Il tuo compito:
Modifica le righe comprese tra quella con "Decompose this screenshot" e quella con "username-field[interactable] xyxy=(36,0,686,10)", entrambe incluse, sostituendo "visual elements" con "UI elements" e lasciando invariato tutto il resto.

Voci:
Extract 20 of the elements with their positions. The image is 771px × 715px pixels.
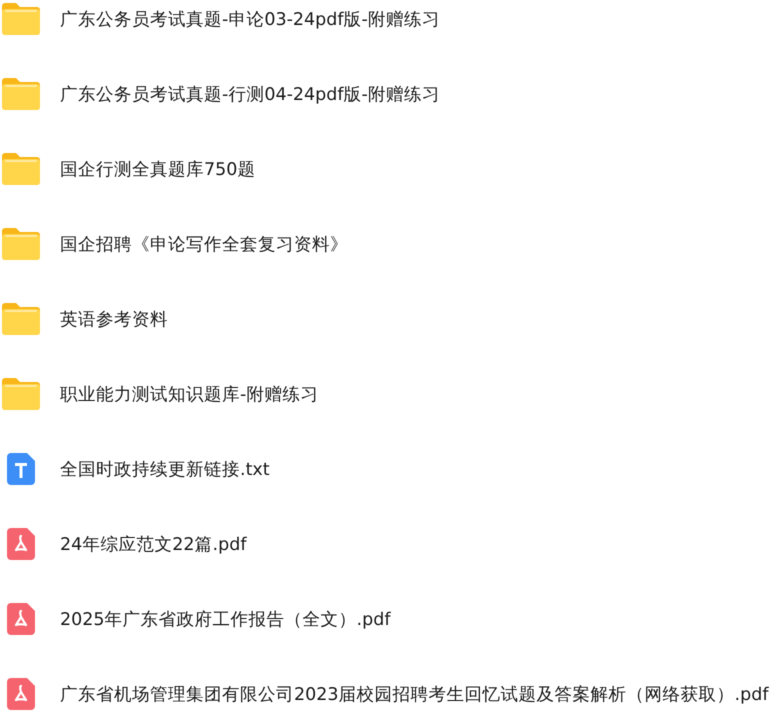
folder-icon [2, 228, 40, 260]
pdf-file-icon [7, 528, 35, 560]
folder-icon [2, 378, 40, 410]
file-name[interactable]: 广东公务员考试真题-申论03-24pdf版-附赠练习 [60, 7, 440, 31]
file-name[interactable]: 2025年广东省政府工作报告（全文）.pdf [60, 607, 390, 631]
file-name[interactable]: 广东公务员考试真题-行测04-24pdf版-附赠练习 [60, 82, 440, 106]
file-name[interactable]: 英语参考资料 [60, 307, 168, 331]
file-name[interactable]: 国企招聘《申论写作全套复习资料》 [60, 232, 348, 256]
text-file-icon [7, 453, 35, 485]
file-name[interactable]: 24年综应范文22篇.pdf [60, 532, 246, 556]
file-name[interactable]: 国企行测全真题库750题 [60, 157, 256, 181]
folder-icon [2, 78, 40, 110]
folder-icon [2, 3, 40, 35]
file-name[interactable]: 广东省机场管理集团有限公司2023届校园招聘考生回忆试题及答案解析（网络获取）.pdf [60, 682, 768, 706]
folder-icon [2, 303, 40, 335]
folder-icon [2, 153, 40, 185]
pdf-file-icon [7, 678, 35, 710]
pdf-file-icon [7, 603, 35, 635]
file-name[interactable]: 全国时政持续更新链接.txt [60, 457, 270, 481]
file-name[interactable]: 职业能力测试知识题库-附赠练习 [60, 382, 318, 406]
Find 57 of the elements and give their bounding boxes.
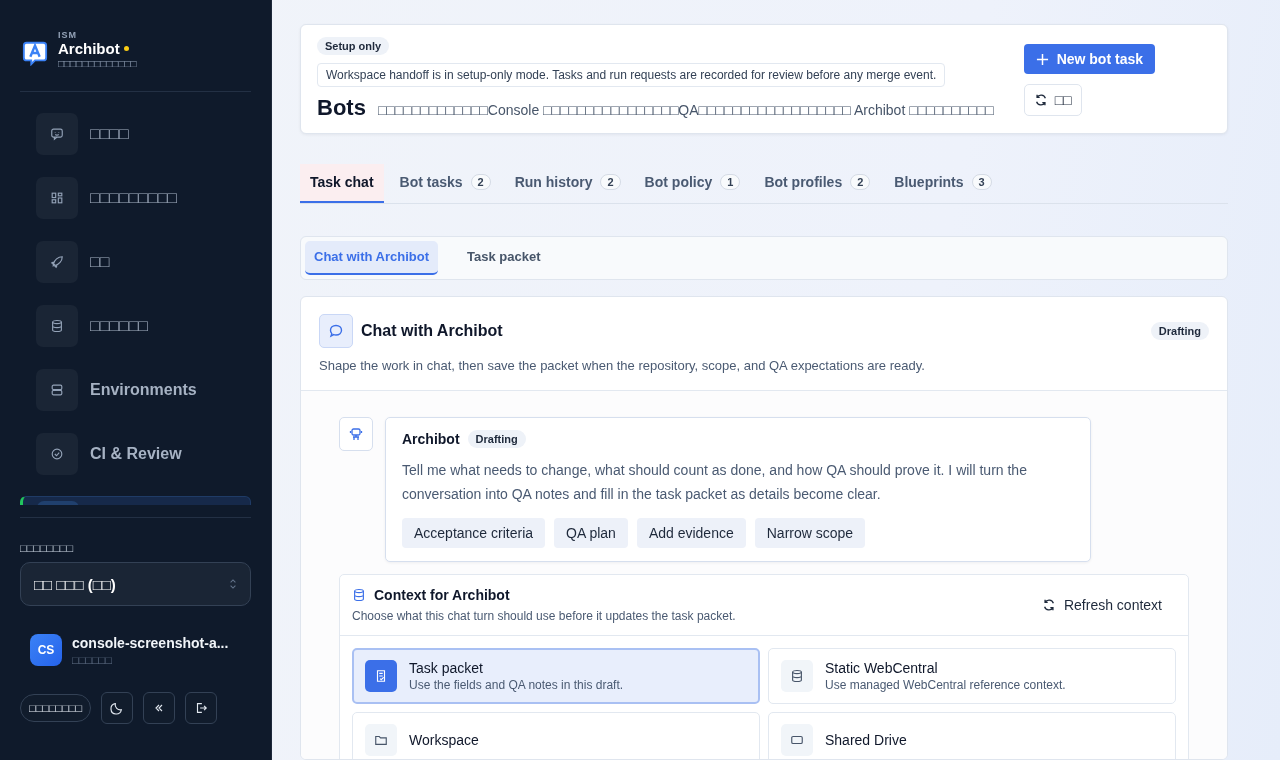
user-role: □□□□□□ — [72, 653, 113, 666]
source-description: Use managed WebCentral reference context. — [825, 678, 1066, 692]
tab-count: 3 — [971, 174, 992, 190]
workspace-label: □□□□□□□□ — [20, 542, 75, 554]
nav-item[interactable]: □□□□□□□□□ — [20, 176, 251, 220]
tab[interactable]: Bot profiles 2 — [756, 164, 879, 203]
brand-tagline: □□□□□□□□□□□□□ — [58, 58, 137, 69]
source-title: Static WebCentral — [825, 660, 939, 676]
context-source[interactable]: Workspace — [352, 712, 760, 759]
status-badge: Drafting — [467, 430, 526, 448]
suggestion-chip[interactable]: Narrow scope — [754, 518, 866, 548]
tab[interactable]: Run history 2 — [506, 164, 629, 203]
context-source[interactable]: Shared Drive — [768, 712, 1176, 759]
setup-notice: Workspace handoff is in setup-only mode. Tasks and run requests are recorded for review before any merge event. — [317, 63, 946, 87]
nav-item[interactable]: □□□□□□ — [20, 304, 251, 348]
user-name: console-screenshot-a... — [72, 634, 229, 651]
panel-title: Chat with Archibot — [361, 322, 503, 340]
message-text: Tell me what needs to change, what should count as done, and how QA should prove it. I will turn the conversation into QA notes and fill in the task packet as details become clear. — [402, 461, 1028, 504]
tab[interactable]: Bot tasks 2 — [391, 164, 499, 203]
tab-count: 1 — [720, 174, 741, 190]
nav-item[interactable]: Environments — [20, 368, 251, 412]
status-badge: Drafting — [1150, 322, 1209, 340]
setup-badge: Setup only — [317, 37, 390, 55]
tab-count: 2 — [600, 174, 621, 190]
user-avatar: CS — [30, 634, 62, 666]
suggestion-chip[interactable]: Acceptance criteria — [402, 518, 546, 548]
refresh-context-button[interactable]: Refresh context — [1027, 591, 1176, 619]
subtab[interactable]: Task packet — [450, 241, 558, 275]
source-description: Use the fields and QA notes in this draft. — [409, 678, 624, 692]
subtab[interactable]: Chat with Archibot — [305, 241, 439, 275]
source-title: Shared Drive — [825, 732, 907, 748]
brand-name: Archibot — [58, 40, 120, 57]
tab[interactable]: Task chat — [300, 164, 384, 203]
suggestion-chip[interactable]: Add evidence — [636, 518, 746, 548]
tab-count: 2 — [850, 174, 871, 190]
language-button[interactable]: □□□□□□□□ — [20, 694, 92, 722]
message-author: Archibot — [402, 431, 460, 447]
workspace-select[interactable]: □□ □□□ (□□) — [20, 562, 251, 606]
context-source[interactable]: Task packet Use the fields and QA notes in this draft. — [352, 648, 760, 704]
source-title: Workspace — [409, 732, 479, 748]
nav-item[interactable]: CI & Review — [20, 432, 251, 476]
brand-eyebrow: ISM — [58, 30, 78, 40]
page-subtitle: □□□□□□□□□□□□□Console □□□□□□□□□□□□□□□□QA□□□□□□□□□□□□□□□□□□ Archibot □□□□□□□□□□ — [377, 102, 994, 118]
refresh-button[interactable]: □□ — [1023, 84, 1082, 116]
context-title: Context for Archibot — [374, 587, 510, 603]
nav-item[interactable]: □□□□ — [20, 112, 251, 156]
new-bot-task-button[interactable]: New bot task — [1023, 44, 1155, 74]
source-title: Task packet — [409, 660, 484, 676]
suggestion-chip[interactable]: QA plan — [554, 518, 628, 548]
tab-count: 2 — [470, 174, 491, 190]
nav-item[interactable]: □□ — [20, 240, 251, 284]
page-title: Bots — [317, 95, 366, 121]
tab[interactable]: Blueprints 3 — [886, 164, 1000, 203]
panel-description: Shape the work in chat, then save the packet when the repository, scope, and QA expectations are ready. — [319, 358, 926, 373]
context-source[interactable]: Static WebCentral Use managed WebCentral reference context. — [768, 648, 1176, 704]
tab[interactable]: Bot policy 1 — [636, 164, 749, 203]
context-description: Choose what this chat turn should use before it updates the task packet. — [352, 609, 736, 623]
==
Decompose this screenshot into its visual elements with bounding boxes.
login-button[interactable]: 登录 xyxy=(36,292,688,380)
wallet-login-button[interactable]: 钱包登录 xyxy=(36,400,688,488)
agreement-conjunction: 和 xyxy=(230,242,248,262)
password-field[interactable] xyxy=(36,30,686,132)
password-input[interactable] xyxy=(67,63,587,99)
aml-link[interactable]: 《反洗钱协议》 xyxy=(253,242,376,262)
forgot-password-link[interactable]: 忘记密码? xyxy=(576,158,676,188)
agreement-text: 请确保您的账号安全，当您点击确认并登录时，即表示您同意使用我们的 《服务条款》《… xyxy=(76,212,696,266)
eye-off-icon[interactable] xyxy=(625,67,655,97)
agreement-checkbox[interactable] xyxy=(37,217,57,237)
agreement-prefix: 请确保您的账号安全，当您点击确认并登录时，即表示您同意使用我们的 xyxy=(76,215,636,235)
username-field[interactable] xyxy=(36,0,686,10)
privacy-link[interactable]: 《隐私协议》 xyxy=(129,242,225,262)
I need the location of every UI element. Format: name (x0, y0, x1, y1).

Soluzione:
Decompose this screenshot into its UI elements with bounding boxes.
login-button[interactable]: 登录 xyxy=(36,292,688,380)
wallet-login-button[interactable]: 钱包登录 xyxy=(36,400,688,488)
agreement-conjunction: 和 xyxy=(230,242,248,262)
password-field[interactable] xyxy=(36,30,686,132)
password-input[interactable] xyxy=(67,63,587,99)
aml-link[interactable]: 《反洗钱协议》 xyxy=(253,242,376,262)
forgot-password-link[interactable]: 忘记密码? xyxy=(576,158,676,188)
agreement-text: 请确保您的账号安全，当您点击确认并登录时，即表示您同意使用我们的 《服务条款》《… xyxy=(76,212,696,266)
eye-off-icon[interactable] xyxy=(625,67,655,97)
agreement-checkbox[interactable] xyxy=(37,217,57,237)
agreement-prefix: 请确保您的账号安全，当您点击确认并登录时，即表示您同意使用我们的 xyxy=(76,215,636,235)
username-field[interactable] xyxy=(36,0,686,10)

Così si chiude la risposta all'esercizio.